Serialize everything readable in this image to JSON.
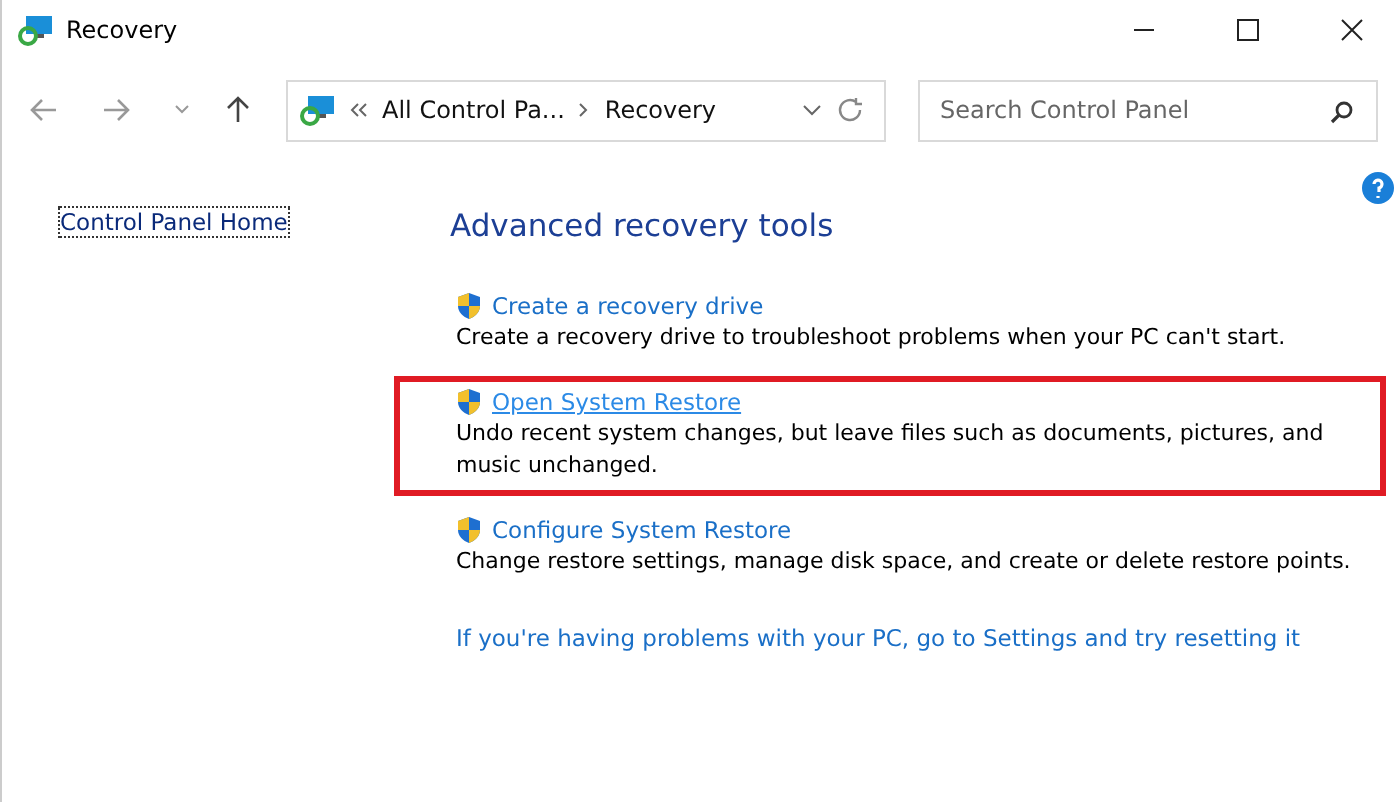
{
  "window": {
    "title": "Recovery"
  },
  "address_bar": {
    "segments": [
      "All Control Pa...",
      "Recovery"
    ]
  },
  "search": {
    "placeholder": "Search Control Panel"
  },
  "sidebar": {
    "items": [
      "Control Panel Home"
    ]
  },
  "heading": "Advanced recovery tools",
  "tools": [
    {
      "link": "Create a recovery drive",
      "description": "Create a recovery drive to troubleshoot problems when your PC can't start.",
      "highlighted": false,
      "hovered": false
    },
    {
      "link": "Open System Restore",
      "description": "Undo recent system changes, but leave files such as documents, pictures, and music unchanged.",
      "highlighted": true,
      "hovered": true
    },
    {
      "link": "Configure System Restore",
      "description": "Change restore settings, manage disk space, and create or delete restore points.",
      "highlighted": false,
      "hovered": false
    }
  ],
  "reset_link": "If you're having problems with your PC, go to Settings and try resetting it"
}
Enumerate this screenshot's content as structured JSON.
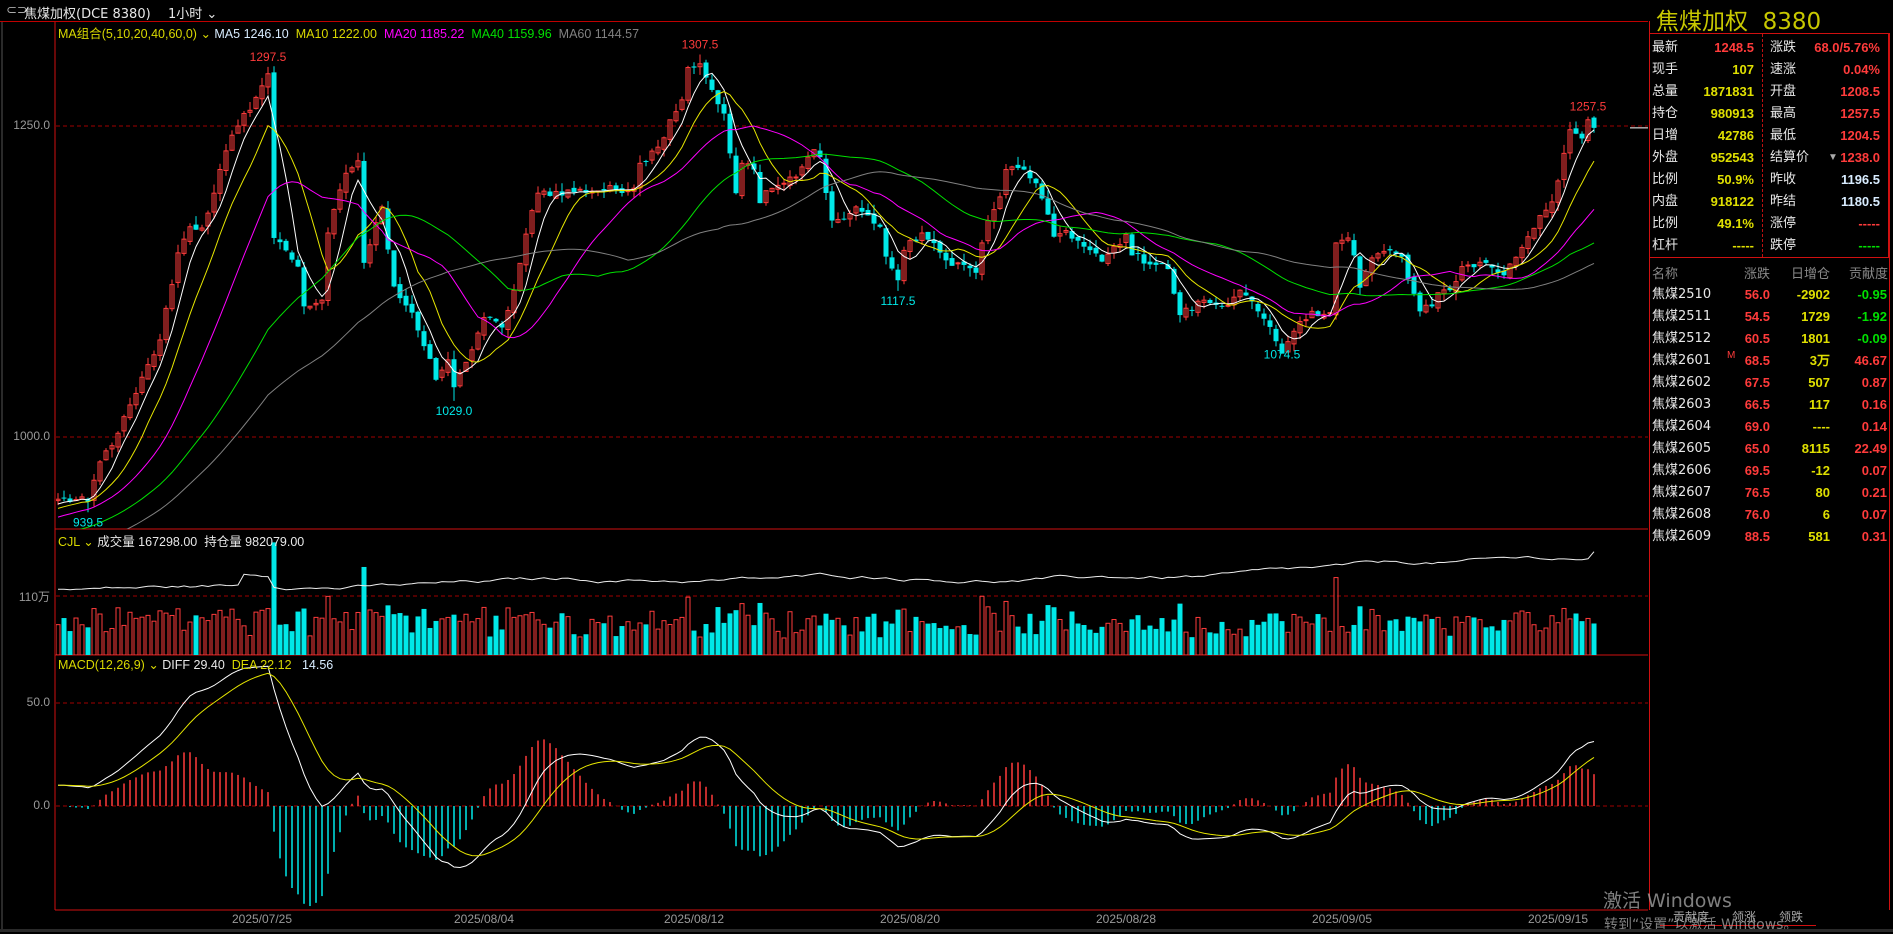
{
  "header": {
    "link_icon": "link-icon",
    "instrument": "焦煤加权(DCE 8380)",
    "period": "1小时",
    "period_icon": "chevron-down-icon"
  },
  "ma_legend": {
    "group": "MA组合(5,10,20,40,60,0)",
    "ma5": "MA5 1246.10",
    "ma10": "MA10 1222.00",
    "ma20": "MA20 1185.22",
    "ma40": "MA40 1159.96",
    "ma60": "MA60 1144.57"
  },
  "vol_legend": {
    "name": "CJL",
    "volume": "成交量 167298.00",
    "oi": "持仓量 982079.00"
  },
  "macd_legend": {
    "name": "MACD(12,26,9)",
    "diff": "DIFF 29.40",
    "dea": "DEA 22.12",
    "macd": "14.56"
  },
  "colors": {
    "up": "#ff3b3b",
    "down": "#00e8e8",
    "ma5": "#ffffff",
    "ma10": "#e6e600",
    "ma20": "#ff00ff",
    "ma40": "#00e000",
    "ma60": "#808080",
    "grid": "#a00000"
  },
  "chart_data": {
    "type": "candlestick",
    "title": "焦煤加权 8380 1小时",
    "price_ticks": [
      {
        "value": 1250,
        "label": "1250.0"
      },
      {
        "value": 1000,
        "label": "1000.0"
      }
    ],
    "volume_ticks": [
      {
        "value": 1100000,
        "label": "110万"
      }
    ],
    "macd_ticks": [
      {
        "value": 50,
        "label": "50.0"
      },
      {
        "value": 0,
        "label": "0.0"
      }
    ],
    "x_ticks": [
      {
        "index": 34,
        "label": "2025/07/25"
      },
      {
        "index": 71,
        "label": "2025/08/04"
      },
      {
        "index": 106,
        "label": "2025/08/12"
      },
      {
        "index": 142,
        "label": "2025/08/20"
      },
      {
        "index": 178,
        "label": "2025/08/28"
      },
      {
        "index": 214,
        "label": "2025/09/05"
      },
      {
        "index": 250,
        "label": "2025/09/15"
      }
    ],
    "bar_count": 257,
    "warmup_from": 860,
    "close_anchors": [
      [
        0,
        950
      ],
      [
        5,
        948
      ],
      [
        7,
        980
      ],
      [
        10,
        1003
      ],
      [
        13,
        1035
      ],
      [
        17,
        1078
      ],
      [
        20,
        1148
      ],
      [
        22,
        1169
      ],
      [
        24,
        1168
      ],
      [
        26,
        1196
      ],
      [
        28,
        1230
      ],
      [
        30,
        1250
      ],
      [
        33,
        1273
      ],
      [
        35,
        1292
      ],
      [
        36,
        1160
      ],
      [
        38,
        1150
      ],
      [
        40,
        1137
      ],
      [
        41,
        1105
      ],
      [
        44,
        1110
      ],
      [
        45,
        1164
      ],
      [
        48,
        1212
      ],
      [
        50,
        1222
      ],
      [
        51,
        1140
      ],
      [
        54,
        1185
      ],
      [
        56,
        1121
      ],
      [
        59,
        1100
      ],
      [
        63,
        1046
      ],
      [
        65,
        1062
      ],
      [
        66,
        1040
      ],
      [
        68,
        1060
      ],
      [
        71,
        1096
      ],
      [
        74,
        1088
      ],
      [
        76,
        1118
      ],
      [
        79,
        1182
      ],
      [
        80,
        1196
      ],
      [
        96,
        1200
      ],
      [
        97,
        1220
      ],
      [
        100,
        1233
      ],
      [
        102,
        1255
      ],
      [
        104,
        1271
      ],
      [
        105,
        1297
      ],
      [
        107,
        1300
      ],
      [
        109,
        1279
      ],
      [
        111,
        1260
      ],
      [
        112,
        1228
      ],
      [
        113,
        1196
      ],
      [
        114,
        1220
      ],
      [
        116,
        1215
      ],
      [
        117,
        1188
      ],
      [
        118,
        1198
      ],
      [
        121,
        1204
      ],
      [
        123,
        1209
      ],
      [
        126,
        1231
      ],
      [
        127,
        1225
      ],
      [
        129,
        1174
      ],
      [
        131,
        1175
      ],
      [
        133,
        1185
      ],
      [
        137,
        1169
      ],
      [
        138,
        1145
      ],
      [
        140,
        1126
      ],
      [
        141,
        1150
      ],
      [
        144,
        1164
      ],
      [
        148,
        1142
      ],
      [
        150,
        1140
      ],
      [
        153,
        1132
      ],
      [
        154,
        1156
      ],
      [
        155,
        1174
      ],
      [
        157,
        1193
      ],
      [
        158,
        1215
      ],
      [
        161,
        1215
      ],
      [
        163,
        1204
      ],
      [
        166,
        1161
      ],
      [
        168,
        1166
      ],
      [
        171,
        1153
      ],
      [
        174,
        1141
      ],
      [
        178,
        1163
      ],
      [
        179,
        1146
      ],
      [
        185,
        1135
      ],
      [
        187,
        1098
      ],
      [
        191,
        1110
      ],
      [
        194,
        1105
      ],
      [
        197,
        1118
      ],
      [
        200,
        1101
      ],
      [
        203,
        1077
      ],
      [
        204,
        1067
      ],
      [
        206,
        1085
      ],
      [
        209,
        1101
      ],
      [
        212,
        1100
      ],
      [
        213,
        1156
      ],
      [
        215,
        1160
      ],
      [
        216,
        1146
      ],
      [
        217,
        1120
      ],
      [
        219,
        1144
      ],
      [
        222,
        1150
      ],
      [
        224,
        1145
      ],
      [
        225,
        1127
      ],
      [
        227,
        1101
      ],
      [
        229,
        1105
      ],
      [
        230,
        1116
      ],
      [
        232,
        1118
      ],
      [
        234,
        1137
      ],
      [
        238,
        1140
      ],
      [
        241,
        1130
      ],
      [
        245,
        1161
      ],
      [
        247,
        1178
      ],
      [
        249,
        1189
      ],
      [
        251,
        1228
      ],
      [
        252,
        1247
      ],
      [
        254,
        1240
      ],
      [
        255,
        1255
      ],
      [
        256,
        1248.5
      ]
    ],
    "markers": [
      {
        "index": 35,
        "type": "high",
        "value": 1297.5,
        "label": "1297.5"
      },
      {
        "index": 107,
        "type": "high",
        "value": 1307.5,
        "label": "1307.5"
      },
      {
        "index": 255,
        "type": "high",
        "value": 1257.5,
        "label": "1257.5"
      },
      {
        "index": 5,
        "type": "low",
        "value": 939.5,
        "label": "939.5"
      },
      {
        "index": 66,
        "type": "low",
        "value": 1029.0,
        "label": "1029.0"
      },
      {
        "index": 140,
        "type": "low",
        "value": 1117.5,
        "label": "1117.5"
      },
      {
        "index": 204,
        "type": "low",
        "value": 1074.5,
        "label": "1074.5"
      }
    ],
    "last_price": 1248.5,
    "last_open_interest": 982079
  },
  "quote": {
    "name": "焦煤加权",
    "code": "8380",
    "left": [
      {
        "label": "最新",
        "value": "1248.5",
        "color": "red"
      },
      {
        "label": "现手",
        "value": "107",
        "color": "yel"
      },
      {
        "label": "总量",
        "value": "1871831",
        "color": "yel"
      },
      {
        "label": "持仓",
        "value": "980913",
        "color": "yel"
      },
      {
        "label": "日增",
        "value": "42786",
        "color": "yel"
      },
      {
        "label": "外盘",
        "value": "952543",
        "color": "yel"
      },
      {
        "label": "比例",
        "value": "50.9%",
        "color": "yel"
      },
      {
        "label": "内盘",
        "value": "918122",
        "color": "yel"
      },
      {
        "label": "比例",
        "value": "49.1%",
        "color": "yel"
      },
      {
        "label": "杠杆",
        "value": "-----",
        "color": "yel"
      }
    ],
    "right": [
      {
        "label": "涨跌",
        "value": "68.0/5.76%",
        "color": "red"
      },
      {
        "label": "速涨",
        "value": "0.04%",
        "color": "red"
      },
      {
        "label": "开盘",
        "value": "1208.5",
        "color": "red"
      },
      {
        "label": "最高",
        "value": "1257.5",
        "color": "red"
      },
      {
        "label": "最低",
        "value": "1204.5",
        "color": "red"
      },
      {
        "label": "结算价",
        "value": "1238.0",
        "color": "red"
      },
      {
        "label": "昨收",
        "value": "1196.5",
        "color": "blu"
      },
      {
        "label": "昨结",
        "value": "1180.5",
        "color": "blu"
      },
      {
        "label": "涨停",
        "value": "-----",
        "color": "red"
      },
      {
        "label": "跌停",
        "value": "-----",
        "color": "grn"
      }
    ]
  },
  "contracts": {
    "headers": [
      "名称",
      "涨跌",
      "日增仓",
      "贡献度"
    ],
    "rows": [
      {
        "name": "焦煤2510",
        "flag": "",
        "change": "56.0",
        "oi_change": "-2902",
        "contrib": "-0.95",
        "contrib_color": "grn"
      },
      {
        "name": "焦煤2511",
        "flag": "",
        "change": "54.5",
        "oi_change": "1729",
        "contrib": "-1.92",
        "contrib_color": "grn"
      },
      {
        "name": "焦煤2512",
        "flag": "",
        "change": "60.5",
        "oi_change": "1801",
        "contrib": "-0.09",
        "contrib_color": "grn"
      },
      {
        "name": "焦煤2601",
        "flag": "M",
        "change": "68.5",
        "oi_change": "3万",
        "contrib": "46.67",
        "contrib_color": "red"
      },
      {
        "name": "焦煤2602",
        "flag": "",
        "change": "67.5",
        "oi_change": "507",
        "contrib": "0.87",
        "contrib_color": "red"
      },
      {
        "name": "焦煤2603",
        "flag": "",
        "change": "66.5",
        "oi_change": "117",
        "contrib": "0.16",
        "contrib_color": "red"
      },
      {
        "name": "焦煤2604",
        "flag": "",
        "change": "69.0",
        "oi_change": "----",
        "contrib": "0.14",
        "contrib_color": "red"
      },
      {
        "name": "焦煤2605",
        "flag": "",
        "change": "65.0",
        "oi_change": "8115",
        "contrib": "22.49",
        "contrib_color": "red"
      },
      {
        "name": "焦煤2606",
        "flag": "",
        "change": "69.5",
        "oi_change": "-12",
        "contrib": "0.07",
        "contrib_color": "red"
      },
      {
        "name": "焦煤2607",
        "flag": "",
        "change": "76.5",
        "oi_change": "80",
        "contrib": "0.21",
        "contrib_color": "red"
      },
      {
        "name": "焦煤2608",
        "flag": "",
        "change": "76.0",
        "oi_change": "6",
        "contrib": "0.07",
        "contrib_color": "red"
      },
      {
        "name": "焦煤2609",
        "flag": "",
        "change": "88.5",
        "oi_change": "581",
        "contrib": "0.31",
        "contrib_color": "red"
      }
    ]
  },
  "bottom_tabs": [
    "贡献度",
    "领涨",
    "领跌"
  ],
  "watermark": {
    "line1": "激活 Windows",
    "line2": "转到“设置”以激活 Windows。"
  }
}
════════
→ **What is being asked**: Using the records above, pull out each line where the word "your" occurs.

→ **Solution for this problem**:
      "description": "Create a recovery drive to troubleshoot problems when your PC can't start.",
  "reset_link": "If you're having problems with your PC, go to Settings and try resetting it"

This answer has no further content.